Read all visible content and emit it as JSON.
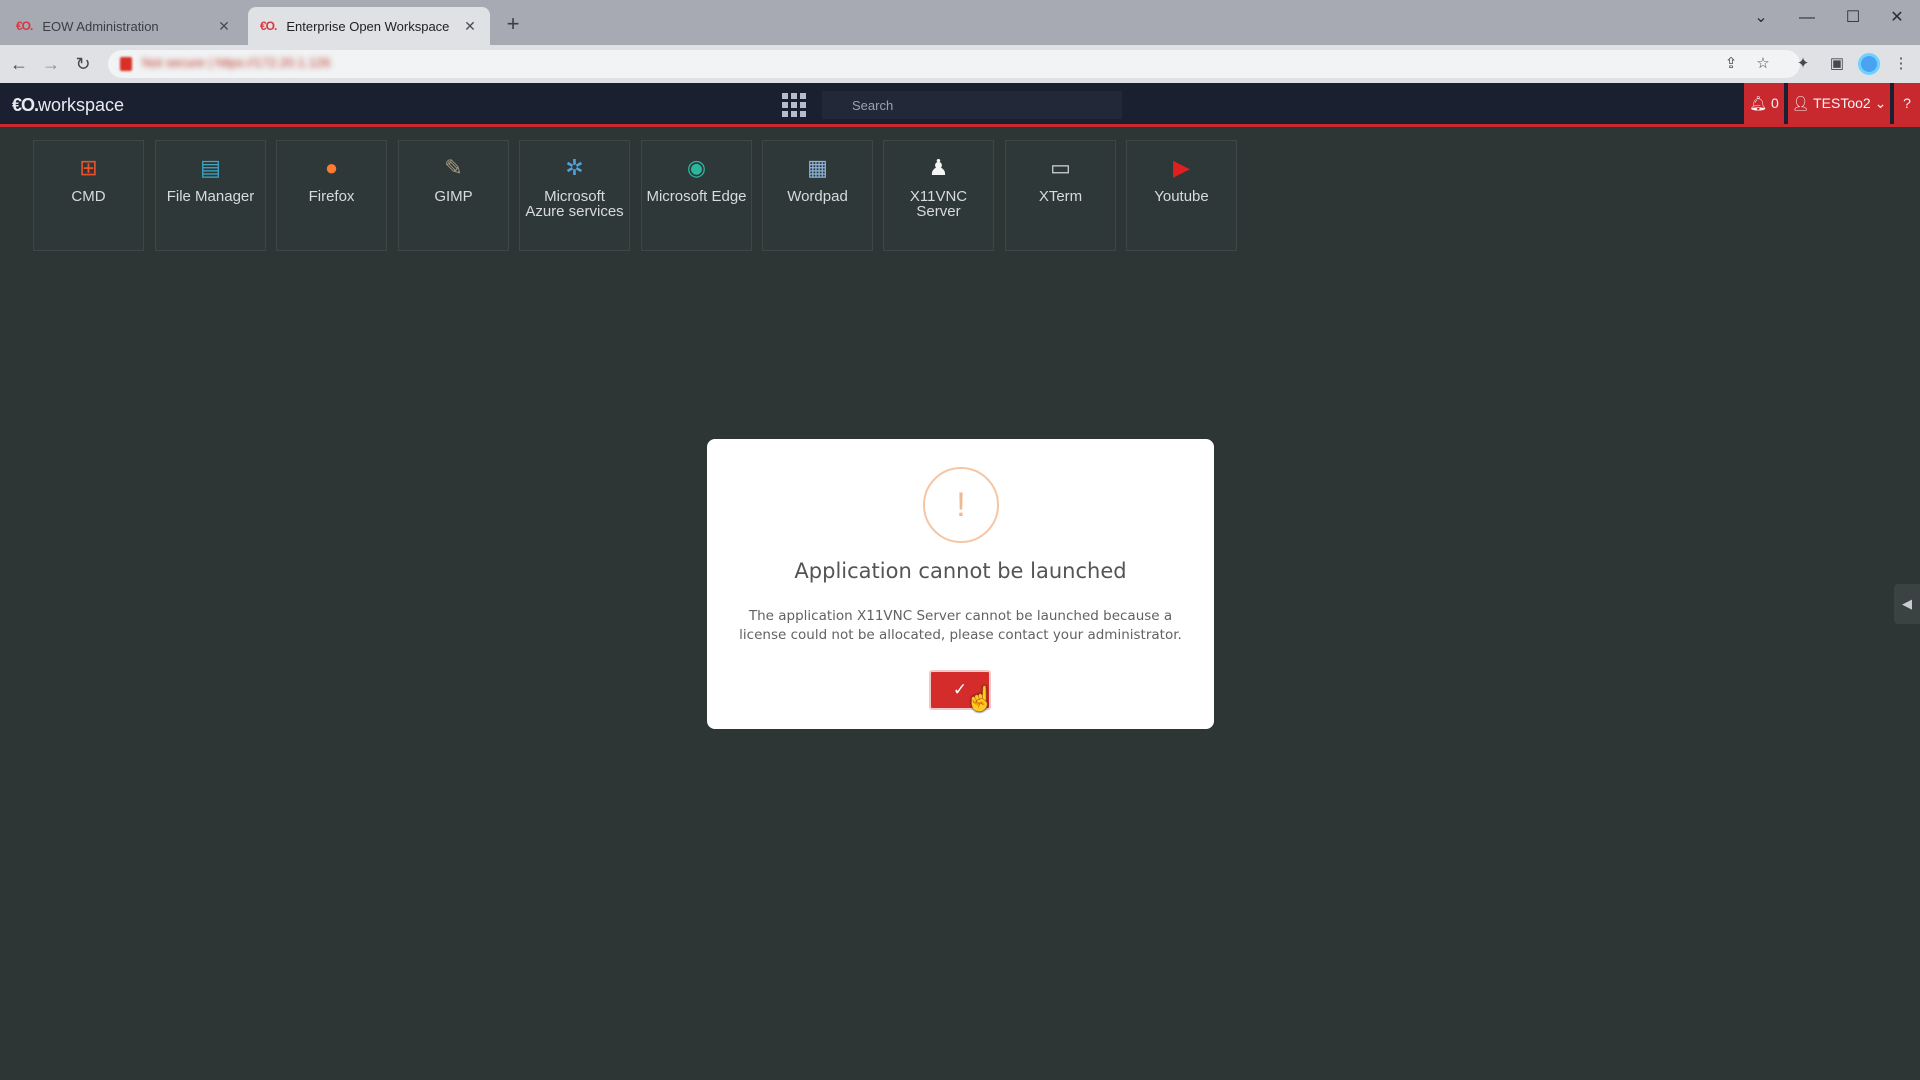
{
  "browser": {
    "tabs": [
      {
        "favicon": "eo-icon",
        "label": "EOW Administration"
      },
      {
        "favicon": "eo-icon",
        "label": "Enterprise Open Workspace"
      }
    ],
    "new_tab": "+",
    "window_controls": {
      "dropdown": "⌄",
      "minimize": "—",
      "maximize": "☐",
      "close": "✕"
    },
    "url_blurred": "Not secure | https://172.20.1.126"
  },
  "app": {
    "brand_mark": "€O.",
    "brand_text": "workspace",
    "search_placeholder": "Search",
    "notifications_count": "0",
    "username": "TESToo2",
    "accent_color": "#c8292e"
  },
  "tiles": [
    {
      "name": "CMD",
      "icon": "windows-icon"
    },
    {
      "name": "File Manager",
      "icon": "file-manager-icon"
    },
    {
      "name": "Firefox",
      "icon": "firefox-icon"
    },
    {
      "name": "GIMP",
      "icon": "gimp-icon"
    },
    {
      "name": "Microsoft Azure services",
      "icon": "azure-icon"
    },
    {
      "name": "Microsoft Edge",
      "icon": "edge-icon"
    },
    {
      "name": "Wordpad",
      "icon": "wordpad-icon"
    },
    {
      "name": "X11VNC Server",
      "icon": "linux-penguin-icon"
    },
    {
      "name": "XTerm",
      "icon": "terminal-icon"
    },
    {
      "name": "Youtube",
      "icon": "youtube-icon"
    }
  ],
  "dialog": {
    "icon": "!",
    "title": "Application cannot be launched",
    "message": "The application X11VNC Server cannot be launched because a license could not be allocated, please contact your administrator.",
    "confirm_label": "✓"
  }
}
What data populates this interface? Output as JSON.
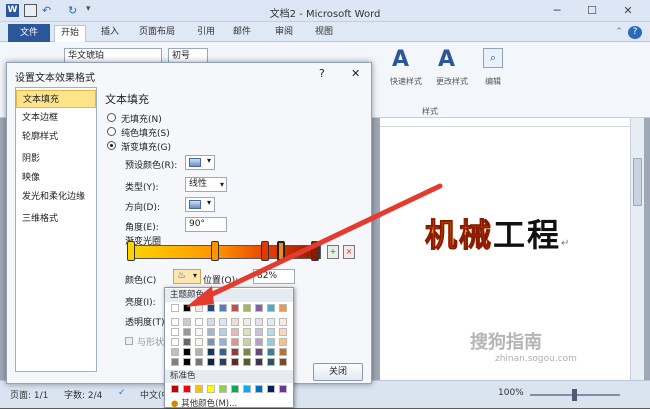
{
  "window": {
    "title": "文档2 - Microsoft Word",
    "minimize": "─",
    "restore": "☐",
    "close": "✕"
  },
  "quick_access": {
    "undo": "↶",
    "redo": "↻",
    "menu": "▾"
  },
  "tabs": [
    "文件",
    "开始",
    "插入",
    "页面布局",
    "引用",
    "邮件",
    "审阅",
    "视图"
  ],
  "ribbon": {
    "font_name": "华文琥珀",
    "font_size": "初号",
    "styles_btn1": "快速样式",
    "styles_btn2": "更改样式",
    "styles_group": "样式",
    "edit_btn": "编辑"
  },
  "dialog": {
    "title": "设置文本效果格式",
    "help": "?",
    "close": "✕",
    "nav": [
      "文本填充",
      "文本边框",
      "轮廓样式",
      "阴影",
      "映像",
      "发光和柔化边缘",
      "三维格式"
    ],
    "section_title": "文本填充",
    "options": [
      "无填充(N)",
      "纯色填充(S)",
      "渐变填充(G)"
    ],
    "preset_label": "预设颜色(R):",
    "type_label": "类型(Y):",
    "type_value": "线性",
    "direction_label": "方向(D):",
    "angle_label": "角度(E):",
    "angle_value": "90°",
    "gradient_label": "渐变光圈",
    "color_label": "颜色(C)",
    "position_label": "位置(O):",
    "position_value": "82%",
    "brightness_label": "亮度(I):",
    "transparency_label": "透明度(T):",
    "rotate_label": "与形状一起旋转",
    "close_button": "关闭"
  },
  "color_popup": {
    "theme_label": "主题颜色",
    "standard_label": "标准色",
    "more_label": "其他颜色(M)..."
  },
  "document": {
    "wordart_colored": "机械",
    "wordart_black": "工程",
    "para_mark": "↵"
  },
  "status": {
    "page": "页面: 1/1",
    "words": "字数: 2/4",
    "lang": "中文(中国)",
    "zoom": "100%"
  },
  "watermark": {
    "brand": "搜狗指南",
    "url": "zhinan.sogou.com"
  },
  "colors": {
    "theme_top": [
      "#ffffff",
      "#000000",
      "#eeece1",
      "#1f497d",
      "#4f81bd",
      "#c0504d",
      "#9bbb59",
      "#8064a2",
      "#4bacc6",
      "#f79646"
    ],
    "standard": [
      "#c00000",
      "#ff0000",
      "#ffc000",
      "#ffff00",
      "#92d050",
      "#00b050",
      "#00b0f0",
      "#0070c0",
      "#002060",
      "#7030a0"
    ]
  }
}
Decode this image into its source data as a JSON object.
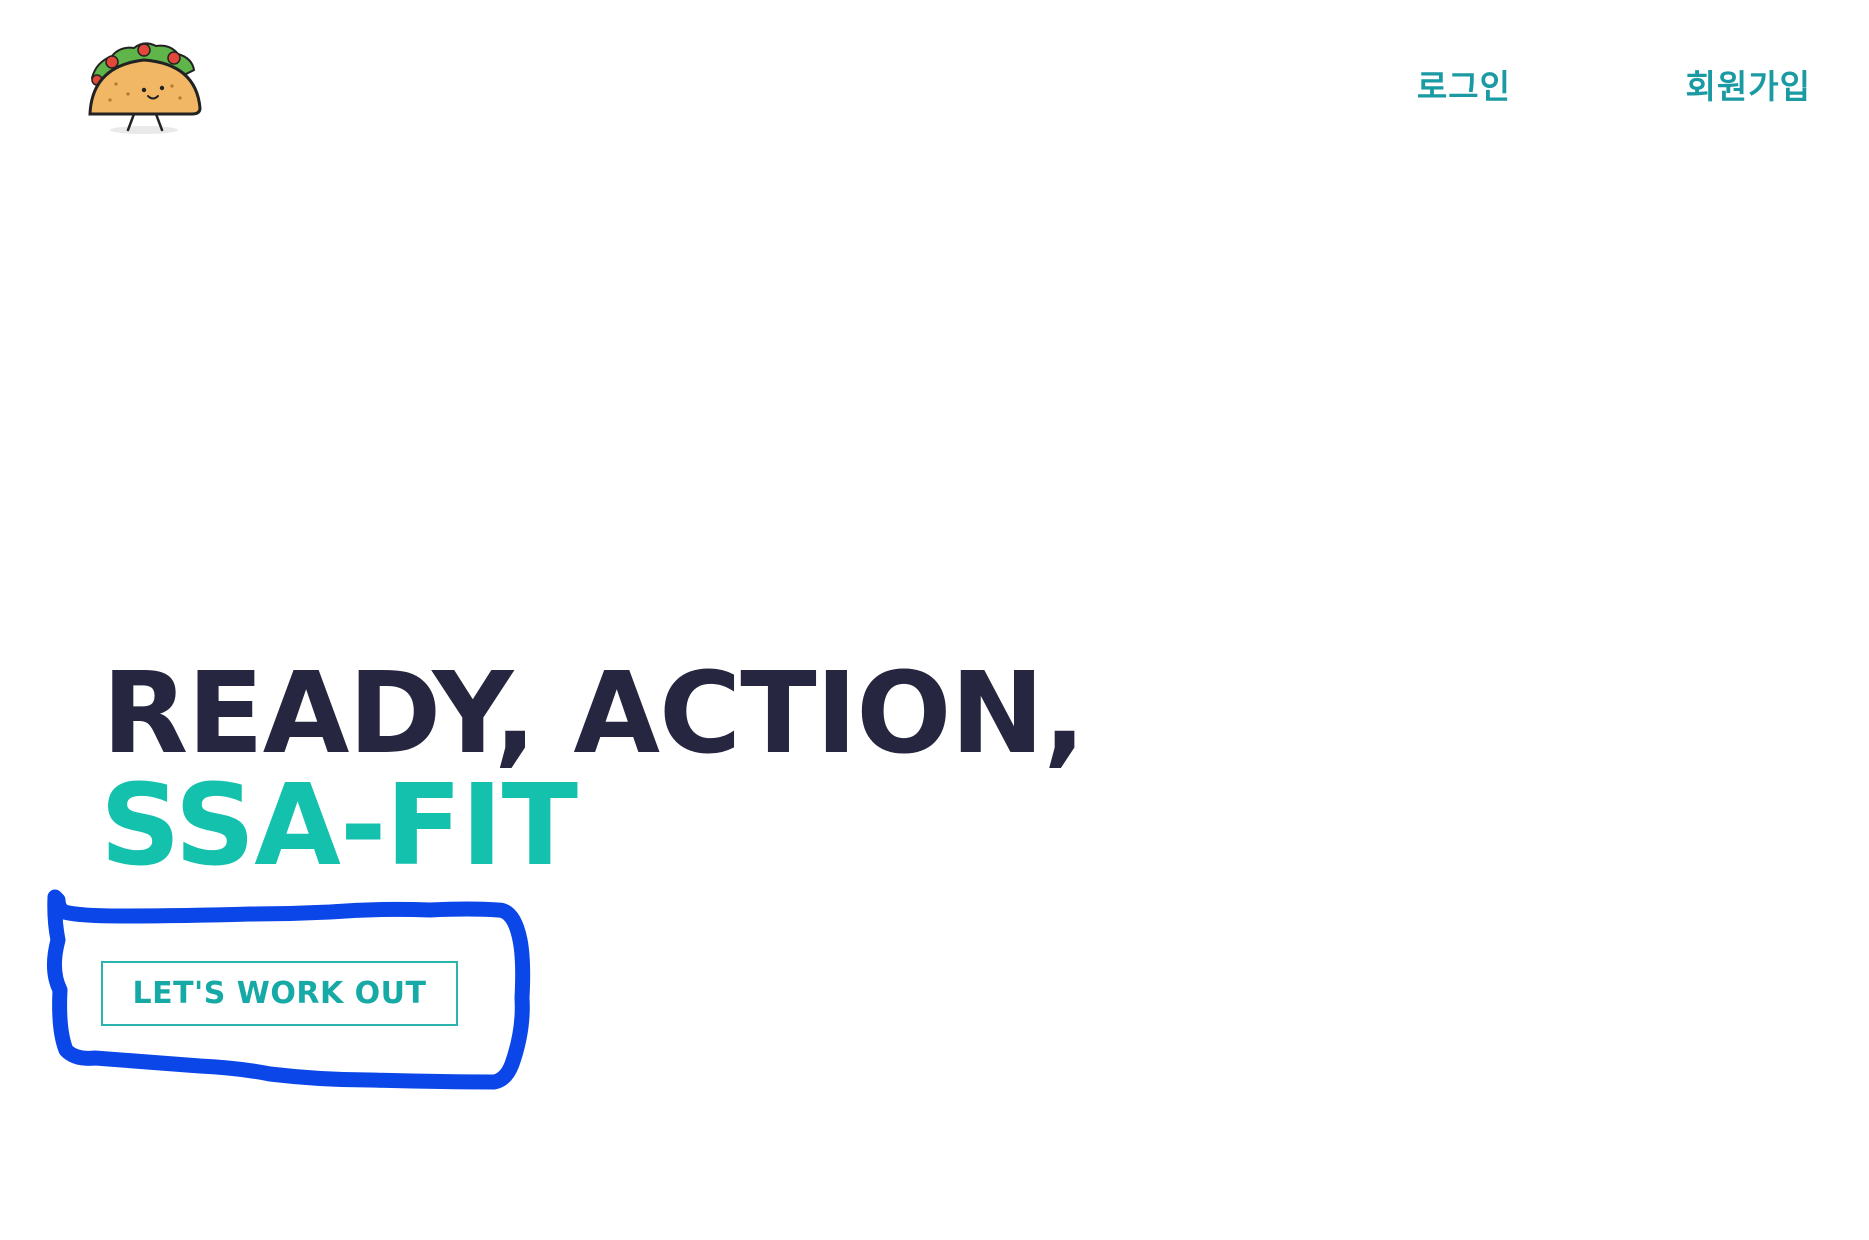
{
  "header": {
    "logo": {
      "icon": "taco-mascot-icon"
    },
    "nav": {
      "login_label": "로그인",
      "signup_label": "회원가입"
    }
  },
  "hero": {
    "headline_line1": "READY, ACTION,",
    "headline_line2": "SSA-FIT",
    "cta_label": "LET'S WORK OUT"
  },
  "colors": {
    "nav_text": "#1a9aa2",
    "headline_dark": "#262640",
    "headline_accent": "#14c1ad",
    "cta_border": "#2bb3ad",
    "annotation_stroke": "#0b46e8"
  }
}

****************************************

_WORK TO DO_: Your task is to transcribe all of the records precisely, with no images included.

_IN RESPONSE_:
Read all visible content and emit it as JSON.
{
  "browser": {
    "tabs": [
      {
        "favicon": "eo-icon",
        "label": "EOW Administration"
      },
      {
        "favicon": "eo-icon",
        "label": "Enterprise Open Workspace"
      }
    ],
    "new_tab": "+",
    "window_controls": {
      "dropdown": "⌄",
      "minimize": "—",
      "maximize": "☐",
      "close": "✕"
    },
    "url_blurred": "Not secure | https://172.20.1.126"
  },
  "app": {
    "brand_mark": "€O.",
    "brand_text": "workspace",
    "search_placeholder": "Search",
    "notifications_count": "0",
    "username": "TESToo2",
    "accent_color": "#c8292e"
  },
  "tiles": [
    {
      "name": "CMD",
      "icon": "windows-icon"
    },
    {
      "name": "File Manager",
      "icon": "file-manager-icon"
    },
    {
      "name": "Firefox",
      "icon": "firefox-icon"
    },
    {
      "name": "GIMP",
      "icon": "gimp-icon"
    },
    {
      "name": "Microsoft Azure services",
      "icon": "azure-icon"
    },
    {
      "name": "Microsoft Edge",
      "icon": "edge-icon"
    },
    {
      "name": "Wordpad",
      "icon": "wordpad-icon"
    },
    {
      "name": "X11VNC Server",
      "icon": "linux-penguin-icon"
    },
    {
      "name": "XTerm",
      "icon": "terminal-icon"
    },
    {
      "name": "Youtube",
      "icon": "youtube-icon"
    }
  ],
  "dialog": {
    "icon": "!",
    "title": "Application cannot be launched",
    "message": "The application X11VNC Server cannot be launched because a license could not be allocated, please contact your administrator.",
    "confirm_label": "✓"
  }
}
What data populates this interface? Output as JSON.
{
  "window": {
    "title": "文档2 - Microsoft Word",
    "minimize": "─",
    "restore": "☐",
    "close": "✕"
  },
  "quick_access": {
    "undo": "↶",
    "redo": "↻",
    "menu": "▾"
  },
  "tabs": [
    "文件",
    "开始",
    "插入",
    "页面布局",
    "引用",
    "邮件",
    "审阅",
    "视图"
  ],
  "ribbon": {
    "font_name": "华文琥珀",
    "font_size": "初号",
    "styles_btn1": "快速样式",
    "styles_btn2": "更改样式",
    "styles_group": "样式",
    "edit_btn": "编辑"
  },
  "dialog": {
    "title": "设置文本效果格式",
    "help": "?",
    "close": "✕",
    "nav": [
      "文本填充",
      "文本边框",
      "轮廓样式",
      "阴影",
      "映像",
      "发光和柔化边缘",
      "三维格式"
    ],
    "section_title": "文本填充",
    "options": [
      "无填充(N)",
      "纯色填充(S)",
      "渐变填充(G)"
    ],
    "preset_label": "预设颜色(R):",
    "type_label": "类型(Y):",
    "type_value": "线性",
    "direction_label": "方向(D):",
    "angle_label": "角度(E):",
    "angle_value": "90°",
    "gradient_label": "渐变光圈",
    "color_label": "颜色(C)",
    "position_label": "位置(O):",
    "position_value": "82%",
    "brightness_label": "亮度(I):",
    "transparency_label": "透明度(T):",
    "rotate_label": "与形状一起旋转",
    "close_button": "关闭"
  },
  "color_popup": {
    "theme_label": "主题颜色",
    "standard_label": "标准色",
    "more_label": "其他颜色(M)..."
  },
  "document": {
    "wordart_colored": "机械",
    "wordart_black": "工程",
    "para_mark": "↵"
  },
  "status": {
    "page": "页面: 1/1",
    "words": "字数: 2/4",
    "lang": "中文(中国)",
    "zoom": "100%"
  },
  "watermark": {
    "brand": "搜狗指南",
    "url": "zhinan.sogou.com"
  },
  "colors": {
    "theme_top": [
      "#ffffff",
      "#000000",
      "#eeece1",
      "#1f497d",
      "#4f81bd",
      "#c0504d",
      "#9bbb59",
      "#8064a2",
      "#4bacc6",
      "#f79646"
    ],
    "standard": [
      "#c00000",
      "#ff0000",
      "#ffc000",
      "#ffff00",
      "#92d050",
      "#00b050",
      "#00b0f0",
      "#0070c0",
      "#002060",
      "#7030a0"
    ]
  }
}
Decode this image into its source data as a JSON object.
{
  "header": {
    "logo": {
      "icon": "taco-mascot-icon"
    },
    "nav": {
      "login_label": "로그인",
      "signup_label": "회원가입"
    }
  },
  "hero": {
    "headline_line1": "READY, ACTION,",
    "headline_line2": "SSA-FIT",
    "cta_label": "LET'S WORK OUT"
  },
  "colors": {
    "nav_text": "#1a9aa2",
    "headline_dark": "#262640",
    "headline_accent": "#14c1ad",
    "cta_border": "#2bb3ad",
    "annotation_stroke": "#0b46e8"
  }
}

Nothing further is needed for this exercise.